* WHAT THIS TASK INVOLVES: Repeat each record exactly. Any picture gets left out.

* GIVEN ENTRIES:
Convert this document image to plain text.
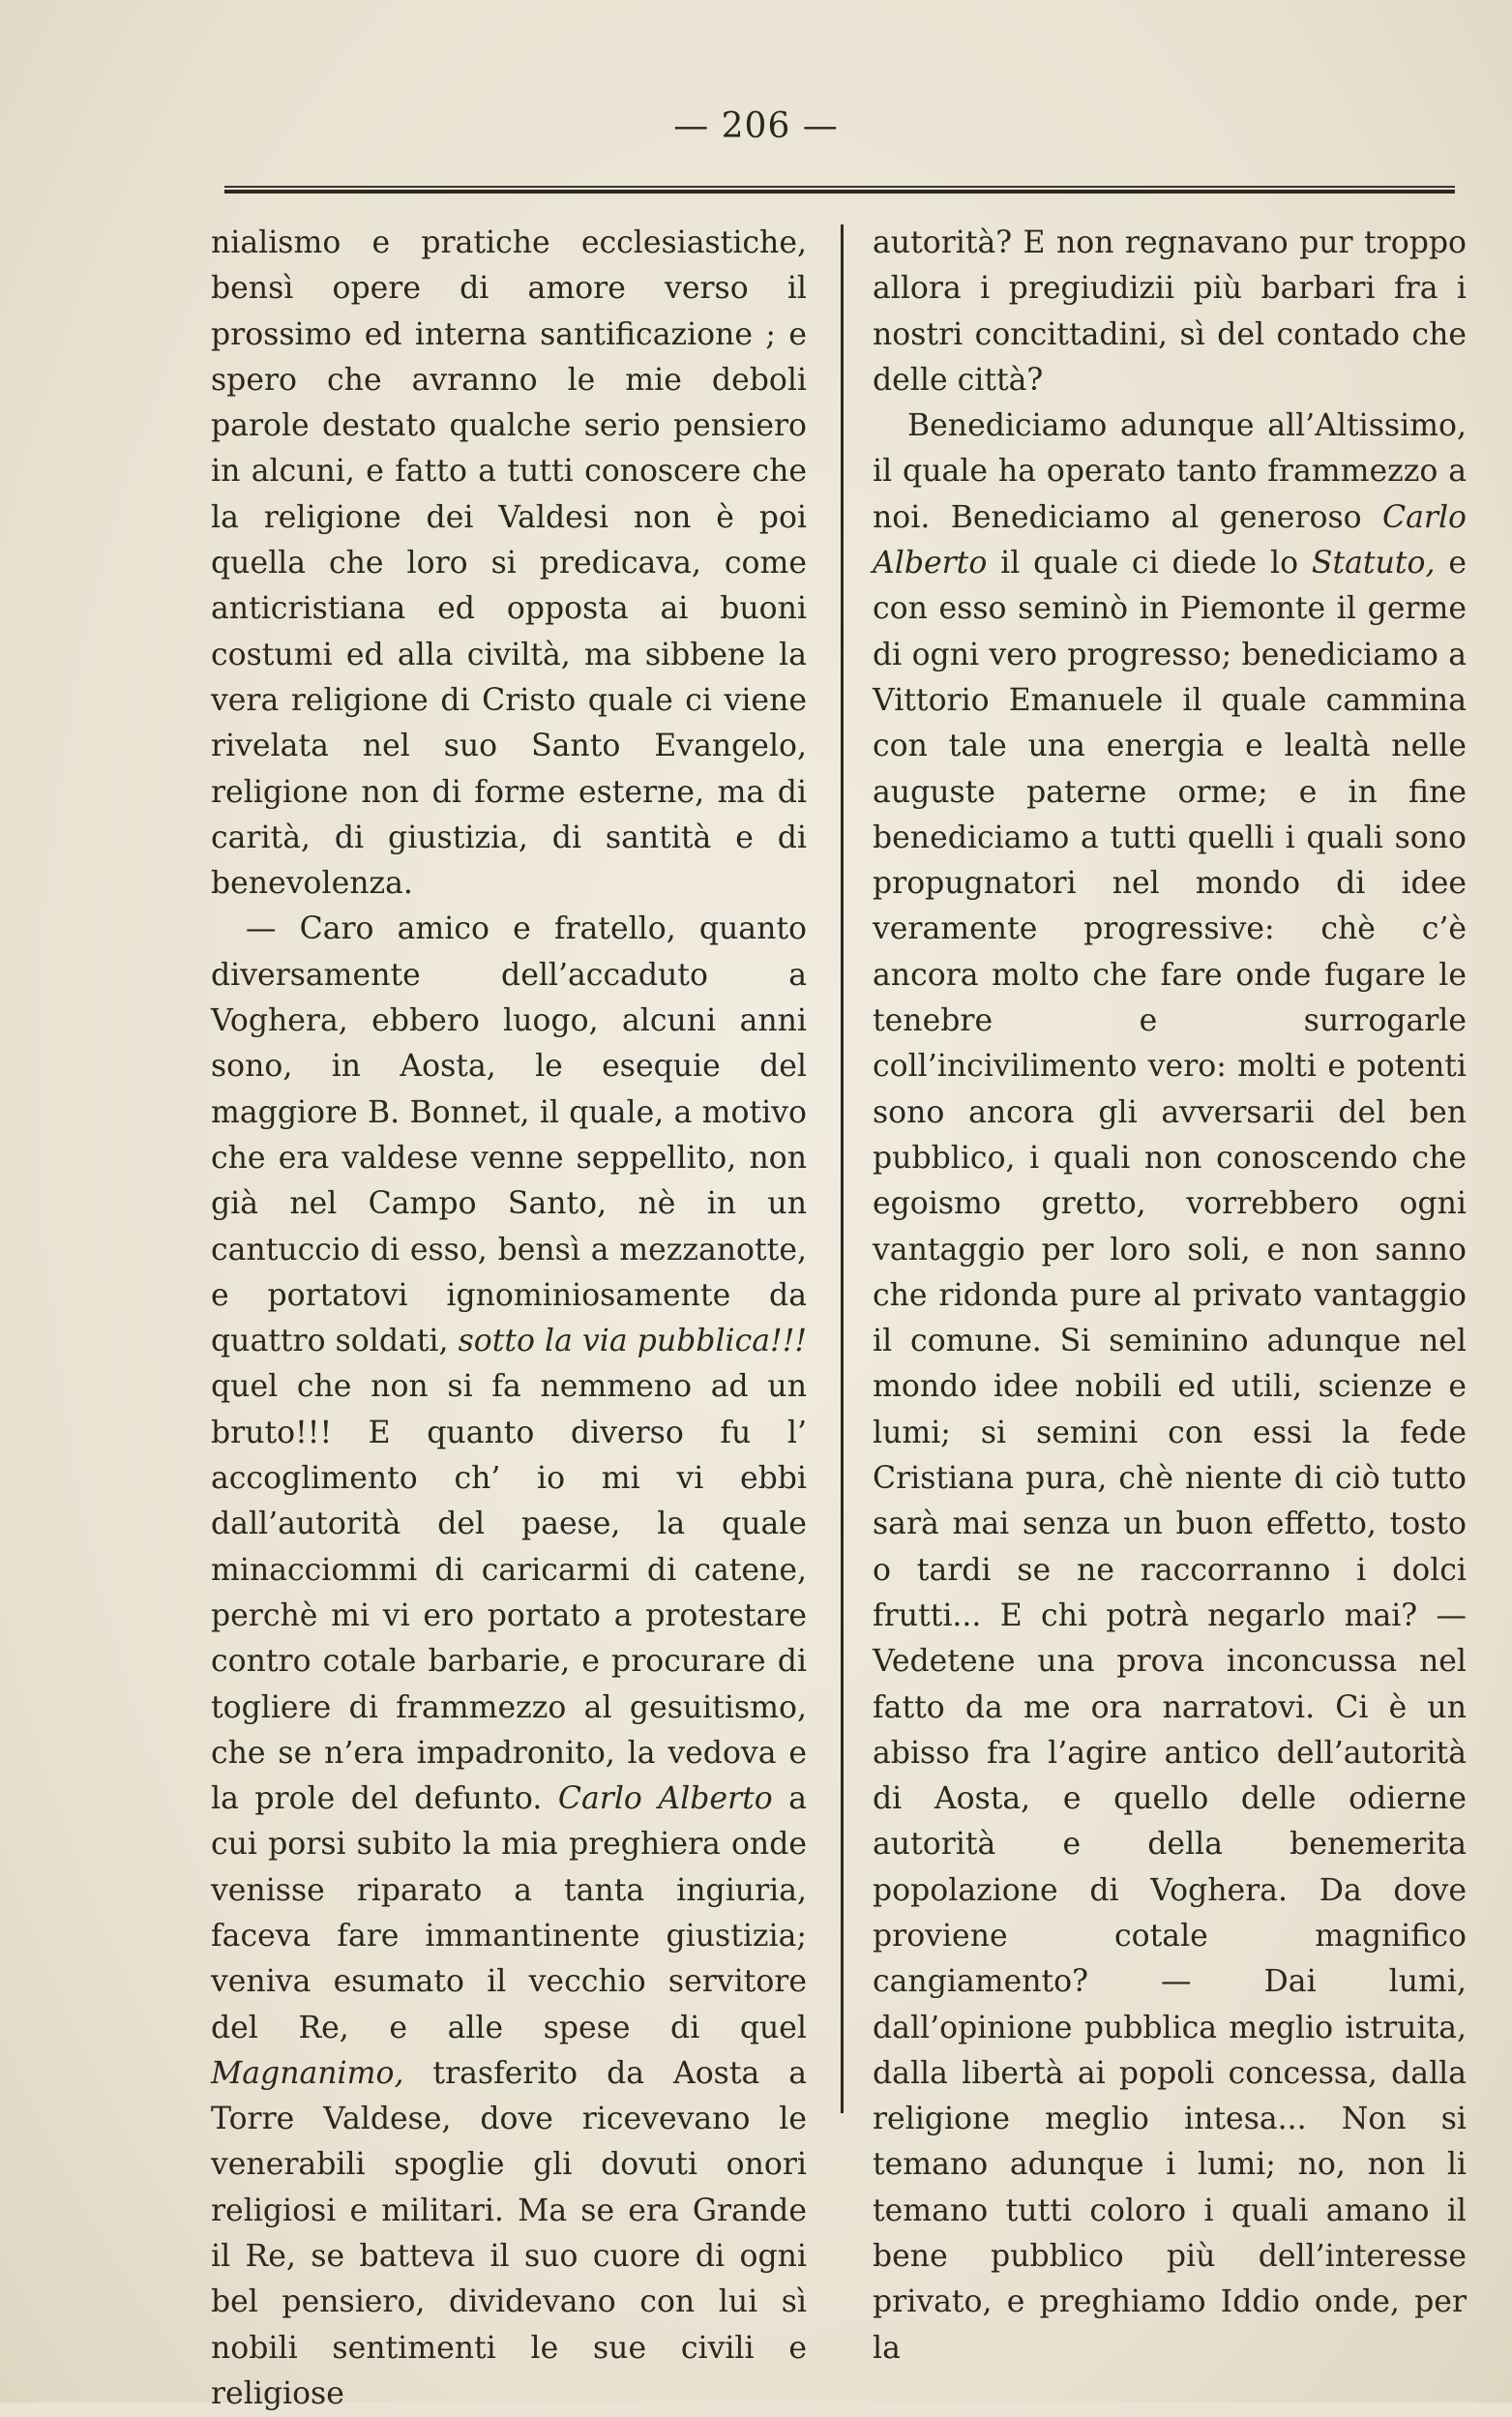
— 206 —

nialismo e pratiche ecclesiastiche, bensì opere di amore verso il prossimo ed interna santificazione ; e spero che avranno le mie deboli parole destato qualche serio pensiero in alcuni, e fatto a tutti conoscere che la religione dei Valdesi non è poi quella che loro si predicava, come anticristiana ed opposta ai buoni costumi ed alla civiltà, ma sibbene la vera religione di Cristo quale ci viene rivelata nel suo Santo Evangelo, religione non di forme esterne, ma di carità, di giustizia, di santità e di benevolenza.

— Caro amico e fratello, quanto diversamente dell’accaduto a Voghera, ebbero luogo, alcuni anni sono, in Aosta, le esequie del maggiore B. Bonnet, il quale, a motivo che era valdese venne seppellito, non già nel Campo Santo, nè in un cantuccio di esso, bensì a mezzanotte, e portatovi ignominiosamente da quattro soldati, sotto la via pubblica!!! quel che non si fa nemmeno ad un bruto!!! E quanto diverso fu l’ accoglimento ch’ io mi vi ebbi dall’autorità del paese, la quale minacciommi di caricarmi di catene, perchè mi vi ero portato a protestare contro cotale barbarie, e procurare di togliere di frammezzo al gesuitismo, che se n’era impadronito, la vedova e la prole del defunto. Carlo Alberto a cui porsi subito la mia preghiera onde venisse riparato a tanta ingiuria, faceva fare immantinente giustizia; veniva esumato il vecchio servitore del Re, e alle spese di quel Magnanimo, trasferito da Aosta a Torre Valdese, dove ricevevano le venerabili spoglie gli dovuti onori religiosi e militari. Ma se era Grande il Re, se batteva il suo cuore di ogni bel pensiero, dividevano con lui sì nobili sentimenti le sue civili e religiose

autorità? E non regnavano pur troppo allora i pregiudizii più barbari fra i nostri concittadini, sì del contado che delle città?

Benediciamo adunque all’Altissimo, il quale ha operato tanto frammezzo a noi. Benediciamo al generoso Carlo Alberto il quale ci diede lo Statuto, e con esso seminò in Piemonte il germe di ogni vero progresso; benediciamo a Vittorio Emanuele il quale cammina con tale una energia e lealtà nelle auguste paterne orme; e in fine benediciamo a tutti quelli i quali sono propugnatori nel mondo di idee veramente progressive: chè c’è ancora molto che fare onde fugare le tenebre e surrogarle coll’incivilimento vero: molti e potenti sono ancora gli avversarii del ben pubblico, i quali non conoscendo che egoismo gretto, vorrebbero ogni vantaggio per loro soli, e non sanno che ridonda pure al privato vantaggio il comune. Si seminino adunque nel mondo idee nobili ed utili, scienze e lumi; si semini con essi la fede Cristiana pura, chè niente di ciò tutto sarà mai senza un buon effetto, tosto o tardi se ne raccorranno i dolci frutti... E chi potrà negarlo mai? — Vedetene una prova inconcussa nel fatto da me ora narratovi. Ci è un abisso fra l’agire antico dell’autorità di Aosta, e quello delle odierne autorità e della benemerita popolazione di Voghera. Da dove proviene cotale magnifico cangiamento? — Dai lumi, dall’opinione pubblica meglio istruita, dalla libertà ai popoli concessa, dalla religione meglio intesa... Non si temano adunque i lumi; no, non li temano tutti coloro i quali amano il bene pubblico più dell’interesse privato, e preghiamo Iddio onde, per la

* WRITTEN ANSWER:
Convert this document image to plain text.
— 206 —

nialismo e pratiche ecclesiastiche, bensì opere di amore verso il prossimo ed interna santificazione ; e spero che avranno le mie deboli parole destato qualche serio pensiero in alcuni, e fatto a tutti conoscere che la religione dei Valdesi non è poi quella che loro si predicava, come anticristiana ed opposta ai buoni costumi ed alla civiltà, ma sibbene la vera religione di Cristo quale ci viene rivelata nel suo Santo Evangelo, religione non di forme esterne, ma di carità, di giustizia, di santità e di benevolenza.

— Caro amico e fratello, quanto diversamente dell’accaduto a Voghera, ebbero luogo, alcuni anni sono, in Aosta, le esequie del maggiore B. Bonnet, il quale, a motivo che era valdese venne seppellito, non già nel Campo Santo, nè in un cantuccio di esso, bensì a mezzanotte, e portatovi ignominiosamente da quattro soldati, sotto la via pubblica!!! quel che non si fa nemmeno ad un bruto!!! E quanto diverso fu l’ accoglimento ch’ io mi vi ebbi dall’autorità del paese, la quale minacciommi di caricarmi di catene, perchè mi vi ero portato a protestare contro cotale barbarie, e procurare di togliere di frammezzo al gesuitismo, che se n’era impadronito, la vedova e la prole del defunto. Carlo Alberto a cui porsi subito la mia preghiera onde venisse riparato a tanta ingiuria, faceva fare immantinente giustizia; veniva esumato il vecchio servitore del Re, e alle spese di quel Magnanimo, trasferito da Aosta a Torre Valdese, dove ricevevano le venerabili spoglie gli dovuti onori religiosi e militari. Ma se era Grande il Re, se batteva il suo cuore di ogni bel pensiero, dividevano con lui sì nobili sentimenti le sue civili e religiose

autorità? E non regnavano pur troppo allora i pregiudizii più barbari fra i nostri concittadini, sì del contado che delle città?

Benediciamo adunque all’Altissimo, il quale ha operato tanto frammezzo a noi. Benediciamo al generoso Carlo Alberto il quale ci diede lo Statuto, e con esso seminò in Piemonte il germe di ogni vero progresso; benediciamo a Vittorio Emanuele il quale cammina con tale una energia e lealtà nelle auguste paterne orme; e in fine benediciamo a tutti quelli i quali sono propugnatori nel mondo di idee veramente progressive: chè c’è ancora molto che fare onde fugare le tenebre e surrogarle coll’incivilimento vero: molti e potenti sono ancora gli avversarii del ben pubblico, i quali non conoscendo che egoismo gretto, vorrebbero ogni vantaggio per loro soli, e non sanno che ridonda pure al privato vantaggio il comune. Si seminino adunque nel mondo idee nobili ed utili, scienze e lumi; si semini con essi la fede Cristiana pura, chè niente di ciò tutto sarà mai senza un buon effetto, tosto o tardi se ne raccorranno i dolci frutti... E chi potrà negarlo mai? — Vedetene una prova inconcussa nel fatto da me ora narratovi. Ci è un abisso fra l’agire antico dell’autorità di Aosta, e quello delle odierne autorità e della benemerita popolazione di Voghera. Da dove proviene cotale magnifico cangiamento? — Dai lumi, dall’opinione pubblica meglio istruita, dalla libertà ai popoli concessa, dalla religione meglio intesa... Non si temano adunque i lumi; no, non li temano tutti coloro i quali amano il bene pubblico più dell’interesse privato, e preghiamo Iddio onde, per la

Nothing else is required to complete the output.